# EXTRAIT DU DOCUMENT
Arts de la scène et nouvelles technologies
Grand Magasin, Les Déplacements du problème / 1 2 3 4 5 Repères

 

 

Pascale Murtin, Bettina Atala et François Hiffler, entretien collectif
Par Marie-José Rodriguez et Stéphanie Chaillou

Les Déplacements du problème confrontent une compagnie dont l'un des enjeux est de « faire du théâtre avec rien » aux outils de création sonore high-tech de l'Ircam. L'action de la pièce pourrait se résumer ainsi : « Trois démonstrateurs présentent une série d'appareils dont l'effet acoustique vient perturber l'exposé lui-même. » À découvrir : le tapis absorbant qui supprime tous les sons, le micro à cohérence variable qui diffuse un mot sur deux, le projecteur sonore qui limite le son à un périmètre restreint, ou encore Simtrad eng, un micro à traduction automatique…

Régulièrement accueilli au Centre Pompidou, Grand Magasin occupe la scène théâtrale française et internationale depuis plus de vingt ans. Il propose au fil de ses créations un théâtre qui nous invite à philosopher sur « le minimum nécessaire » ou le « maximum  indispensable » à toute communication.

# TÂCHE COURTE A
Reproduisez le passage de la présentation des Déplacements du problème qui commence par « Les Déplacements du problème confrontent » et se poursuit jusqu'à « à toute communication. ».
# TÂCHE COURTE B
D'après la présentation des Déplacements du problème, que fait le micro à cohérence variable ?

Annotations de boîtes englobantes
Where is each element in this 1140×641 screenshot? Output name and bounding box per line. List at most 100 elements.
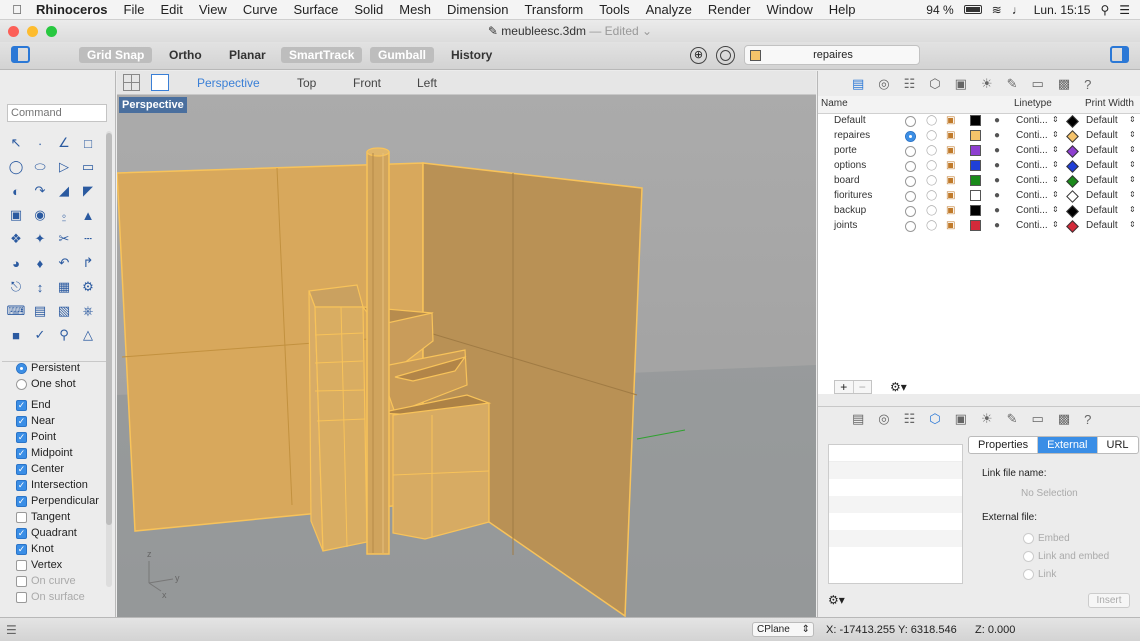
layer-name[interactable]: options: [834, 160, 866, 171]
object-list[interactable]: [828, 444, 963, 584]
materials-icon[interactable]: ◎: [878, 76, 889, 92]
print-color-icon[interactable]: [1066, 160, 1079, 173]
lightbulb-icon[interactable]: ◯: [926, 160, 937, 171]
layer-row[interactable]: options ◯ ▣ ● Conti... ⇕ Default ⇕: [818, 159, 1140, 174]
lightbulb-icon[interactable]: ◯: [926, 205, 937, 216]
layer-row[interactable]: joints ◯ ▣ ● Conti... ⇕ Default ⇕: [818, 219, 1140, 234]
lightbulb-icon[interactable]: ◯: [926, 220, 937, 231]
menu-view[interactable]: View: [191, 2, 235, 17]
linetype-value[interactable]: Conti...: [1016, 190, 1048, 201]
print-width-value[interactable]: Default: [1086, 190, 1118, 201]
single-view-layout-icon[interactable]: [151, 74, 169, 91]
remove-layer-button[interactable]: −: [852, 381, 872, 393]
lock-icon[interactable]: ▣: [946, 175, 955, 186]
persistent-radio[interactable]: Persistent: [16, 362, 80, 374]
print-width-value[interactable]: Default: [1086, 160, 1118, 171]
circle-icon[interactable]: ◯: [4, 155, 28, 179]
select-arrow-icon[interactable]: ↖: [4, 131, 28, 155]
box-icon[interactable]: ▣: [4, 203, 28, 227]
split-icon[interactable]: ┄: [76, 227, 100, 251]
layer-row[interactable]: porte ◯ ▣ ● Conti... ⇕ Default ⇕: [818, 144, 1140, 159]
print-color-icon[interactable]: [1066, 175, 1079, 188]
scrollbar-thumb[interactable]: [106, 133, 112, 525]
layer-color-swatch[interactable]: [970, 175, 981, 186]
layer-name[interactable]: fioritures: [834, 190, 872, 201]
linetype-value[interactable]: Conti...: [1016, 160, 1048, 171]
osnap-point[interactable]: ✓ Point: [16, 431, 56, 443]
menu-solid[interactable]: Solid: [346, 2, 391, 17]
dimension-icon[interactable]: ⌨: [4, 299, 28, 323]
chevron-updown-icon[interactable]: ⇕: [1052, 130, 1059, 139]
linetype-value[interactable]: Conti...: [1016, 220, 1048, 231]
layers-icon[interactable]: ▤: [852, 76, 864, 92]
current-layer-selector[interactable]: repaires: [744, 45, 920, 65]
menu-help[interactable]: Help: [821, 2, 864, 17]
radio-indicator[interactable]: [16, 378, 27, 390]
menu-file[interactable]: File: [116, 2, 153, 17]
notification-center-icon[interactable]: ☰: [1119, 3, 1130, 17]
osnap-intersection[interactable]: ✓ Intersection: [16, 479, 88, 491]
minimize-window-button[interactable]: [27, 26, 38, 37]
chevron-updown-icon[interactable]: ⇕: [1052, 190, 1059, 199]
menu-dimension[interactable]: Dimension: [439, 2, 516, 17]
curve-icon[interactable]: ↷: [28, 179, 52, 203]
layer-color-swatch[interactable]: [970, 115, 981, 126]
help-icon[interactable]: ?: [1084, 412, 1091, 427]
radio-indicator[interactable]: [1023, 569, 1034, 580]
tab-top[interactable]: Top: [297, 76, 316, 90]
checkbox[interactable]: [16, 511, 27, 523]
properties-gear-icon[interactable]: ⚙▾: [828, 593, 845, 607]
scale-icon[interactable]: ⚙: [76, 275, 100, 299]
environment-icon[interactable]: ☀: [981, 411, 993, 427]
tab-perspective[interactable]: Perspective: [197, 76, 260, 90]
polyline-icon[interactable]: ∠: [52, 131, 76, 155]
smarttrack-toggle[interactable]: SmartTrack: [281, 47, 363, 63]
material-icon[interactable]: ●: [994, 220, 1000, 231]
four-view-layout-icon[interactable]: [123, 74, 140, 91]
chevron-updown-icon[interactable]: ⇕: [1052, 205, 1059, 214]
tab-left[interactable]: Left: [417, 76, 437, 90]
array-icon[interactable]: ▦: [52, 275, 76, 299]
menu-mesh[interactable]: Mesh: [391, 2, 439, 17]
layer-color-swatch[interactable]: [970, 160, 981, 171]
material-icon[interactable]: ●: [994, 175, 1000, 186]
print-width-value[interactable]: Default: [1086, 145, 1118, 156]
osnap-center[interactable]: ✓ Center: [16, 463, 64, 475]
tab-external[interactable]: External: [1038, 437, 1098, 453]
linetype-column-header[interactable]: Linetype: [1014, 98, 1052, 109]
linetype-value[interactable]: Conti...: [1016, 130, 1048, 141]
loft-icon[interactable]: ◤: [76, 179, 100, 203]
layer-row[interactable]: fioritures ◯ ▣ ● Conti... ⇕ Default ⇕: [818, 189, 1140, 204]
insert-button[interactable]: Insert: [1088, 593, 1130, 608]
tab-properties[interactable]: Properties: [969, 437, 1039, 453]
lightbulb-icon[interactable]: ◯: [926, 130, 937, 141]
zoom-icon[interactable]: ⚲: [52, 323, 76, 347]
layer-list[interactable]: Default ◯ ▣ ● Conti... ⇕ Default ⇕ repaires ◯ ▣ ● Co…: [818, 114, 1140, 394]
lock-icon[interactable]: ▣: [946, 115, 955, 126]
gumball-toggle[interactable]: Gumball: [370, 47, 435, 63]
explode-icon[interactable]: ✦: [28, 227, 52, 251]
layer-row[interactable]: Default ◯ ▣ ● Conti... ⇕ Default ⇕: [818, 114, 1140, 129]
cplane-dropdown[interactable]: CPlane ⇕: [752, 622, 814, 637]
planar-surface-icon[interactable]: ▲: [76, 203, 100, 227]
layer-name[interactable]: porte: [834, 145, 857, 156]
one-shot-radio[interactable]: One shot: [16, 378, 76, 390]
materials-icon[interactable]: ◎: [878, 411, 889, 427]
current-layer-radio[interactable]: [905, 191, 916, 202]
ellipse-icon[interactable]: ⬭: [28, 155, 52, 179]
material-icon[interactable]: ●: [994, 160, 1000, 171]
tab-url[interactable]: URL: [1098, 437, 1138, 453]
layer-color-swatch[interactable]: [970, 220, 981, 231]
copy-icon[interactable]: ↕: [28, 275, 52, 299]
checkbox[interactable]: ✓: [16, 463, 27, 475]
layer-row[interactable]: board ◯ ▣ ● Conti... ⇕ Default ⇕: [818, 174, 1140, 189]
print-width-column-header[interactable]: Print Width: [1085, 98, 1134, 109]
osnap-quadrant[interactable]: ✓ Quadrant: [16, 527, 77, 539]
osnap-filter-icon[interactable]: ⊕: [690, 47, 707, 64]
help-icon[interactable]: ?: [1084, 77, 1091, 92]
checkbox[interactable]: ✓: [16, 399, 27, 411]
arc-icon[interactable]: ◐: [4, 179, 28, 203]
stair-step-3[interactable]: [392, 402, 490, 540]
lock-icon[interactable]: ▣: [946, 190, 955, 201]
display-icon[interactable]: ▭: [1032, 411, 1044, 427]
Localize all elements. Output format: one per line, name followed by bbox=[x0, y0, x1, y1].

* * *

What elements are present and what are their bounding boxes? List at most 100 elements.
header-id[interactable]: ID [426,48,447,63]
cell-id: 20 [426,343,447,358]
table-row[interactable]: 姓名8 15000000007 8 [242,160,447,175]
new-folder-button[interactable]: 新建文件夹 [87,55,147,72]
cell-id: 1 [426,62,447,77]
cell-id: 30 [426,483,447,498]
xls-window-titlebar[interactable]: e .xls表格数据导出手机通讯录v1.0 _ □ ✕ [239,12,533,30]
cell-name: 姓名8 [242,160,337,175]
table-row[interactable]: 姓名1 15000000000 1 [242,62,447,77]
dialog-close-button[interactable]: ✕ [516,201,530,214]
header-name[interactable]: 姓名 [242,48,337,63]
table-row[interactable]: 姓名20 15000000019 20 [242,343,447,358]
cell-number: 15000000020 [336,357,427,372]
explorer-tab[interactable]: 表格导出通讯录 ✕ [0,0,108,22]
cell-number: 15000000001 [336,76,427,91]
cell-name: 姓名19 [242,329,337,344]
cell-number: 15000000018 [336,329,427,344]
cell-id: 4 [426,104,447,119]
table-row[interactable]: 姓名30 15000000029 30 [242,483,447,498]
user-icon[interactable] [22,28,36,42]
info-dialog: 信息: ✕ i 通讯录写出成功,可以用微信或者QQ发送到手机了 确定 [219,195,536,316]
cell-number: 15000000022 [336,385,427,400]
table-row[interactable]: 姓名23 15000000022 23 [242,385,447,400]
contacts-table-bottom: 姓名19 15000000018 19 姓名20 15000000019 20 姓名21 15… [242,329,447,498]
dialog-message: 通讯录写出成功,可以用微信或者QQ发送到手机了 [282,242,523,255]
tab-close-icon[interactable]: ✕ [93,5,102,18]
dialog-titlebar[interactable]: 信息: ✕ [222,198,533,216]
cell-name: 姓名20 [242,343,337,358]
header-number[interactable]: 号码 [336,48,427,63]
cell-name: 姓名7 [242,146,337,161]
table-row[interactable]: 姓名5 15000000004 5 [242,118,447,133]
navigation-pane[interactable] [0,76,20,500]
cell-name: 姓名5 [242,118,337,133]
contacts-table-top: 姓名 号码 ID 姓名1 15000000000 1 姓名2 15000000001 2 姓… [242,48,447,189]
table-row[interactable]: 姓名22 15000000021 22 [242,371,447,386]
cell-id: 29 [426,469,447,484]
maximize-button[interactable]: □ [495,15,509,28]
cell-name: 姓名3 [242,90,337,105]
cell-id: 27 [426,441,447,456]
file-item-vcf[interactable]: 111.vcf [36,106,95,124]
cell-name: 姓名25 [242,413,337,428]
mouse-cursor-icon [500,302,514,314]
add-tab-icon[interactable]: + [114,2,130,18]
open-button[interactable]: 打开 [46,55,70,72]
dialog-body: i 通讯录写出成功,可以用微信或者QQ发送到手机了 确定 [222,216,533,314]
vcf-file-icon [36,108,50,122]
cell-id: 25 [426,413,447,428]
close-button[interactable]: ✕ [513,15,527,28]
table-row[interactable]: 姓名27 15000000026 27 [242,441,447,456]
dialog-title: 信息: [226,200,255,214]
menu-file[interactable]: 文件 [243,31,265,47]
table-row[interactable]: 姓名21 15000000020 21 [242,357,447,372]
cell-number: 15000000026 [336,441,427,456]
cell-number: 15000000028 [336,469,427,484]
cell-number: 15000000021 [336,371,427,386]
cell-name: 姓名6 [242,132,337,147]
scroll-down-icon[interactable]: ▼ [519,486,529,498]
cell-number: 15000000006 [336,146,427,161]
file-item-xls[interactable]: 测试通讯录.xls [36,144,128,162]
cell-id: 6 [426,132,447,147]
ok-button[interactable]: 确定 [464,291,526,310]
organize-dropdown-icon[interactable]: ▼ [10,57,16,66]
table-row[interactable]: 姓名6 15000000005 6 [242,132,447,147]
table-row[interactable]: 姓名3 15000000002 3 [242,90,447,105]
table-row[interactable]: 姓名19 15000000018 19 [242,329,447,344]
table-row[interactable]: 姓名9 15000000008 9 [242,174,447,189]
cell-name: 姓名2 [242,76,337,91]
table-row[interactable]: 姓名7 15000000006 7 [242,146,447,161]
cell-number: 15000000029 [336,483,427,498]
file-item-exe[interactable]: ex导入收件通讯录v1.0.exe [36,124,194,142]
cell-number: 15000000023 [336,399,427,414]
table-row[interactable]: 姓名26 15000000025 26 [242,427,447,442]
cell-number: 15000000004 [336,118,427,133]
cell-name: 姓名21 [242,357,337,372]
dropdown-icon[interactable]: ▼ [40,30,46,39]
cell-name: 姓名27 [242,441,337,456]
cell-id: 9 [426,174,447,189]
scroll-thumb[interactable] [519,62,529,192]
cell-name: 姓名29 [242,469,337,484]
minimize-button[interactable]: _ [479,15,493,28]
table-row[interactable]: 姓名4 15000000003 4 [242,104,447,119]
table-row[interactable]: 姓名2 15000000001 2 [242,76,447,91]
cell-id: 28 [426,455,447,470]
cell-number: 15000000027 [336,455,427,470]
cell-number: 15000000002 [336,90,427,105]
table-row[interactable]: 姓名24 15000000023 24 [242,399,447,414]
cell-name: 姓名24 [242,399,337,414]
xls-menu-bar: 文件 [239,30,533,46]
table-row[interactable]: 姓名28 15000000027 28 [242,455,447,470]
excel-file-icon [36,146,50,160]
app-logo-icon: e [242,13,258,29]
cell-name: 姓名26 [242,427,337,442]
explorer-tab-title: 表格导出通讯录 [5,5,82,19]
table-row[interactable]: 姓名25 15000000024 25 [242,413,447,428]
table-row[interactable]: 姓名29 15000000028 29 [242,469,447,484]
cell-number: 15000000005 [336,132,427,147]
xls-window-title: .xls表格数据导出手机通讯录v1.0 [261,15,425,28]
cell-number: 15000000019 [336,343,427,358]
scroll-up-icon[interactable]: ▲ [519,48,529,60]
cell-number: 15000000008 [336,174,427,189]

# BONNE RÉPONSE A
Les Déplacements du problème confrontent une compagnie dont l'un des enjeux est de « faire du théâtre avec rien » aux outils de création sonore high-tech de l'Ircam. L'action de la pièce pourrait se résumer ainsi : « Trois démonstrateurs présentent une série d'appareils dont l'effet acoustique vient perturber l'exposé lui-même. » À découvrir : le tapis absorbant qui supprime tous les sons, le micro à cohérence variable qui diffuse un mot sur deux, le projecteur sonore qui limite le son à un périmètre restreint, ou encore Simtrad eng, un micro à traduction automatique…

Régulièrement accueilli au Centre Pompidou, Grand Magasin occupe la scène théâtrale française et internationale depuis plus de vingt ans. Il propose au fil de ses créations un théâtre qui nous invite à philosopher sur « le minimum nécessaire » ou le « maximum  indispensable » à toute communication.

# BONNE RÉPONSE B
Il diffuse un mot sur deux.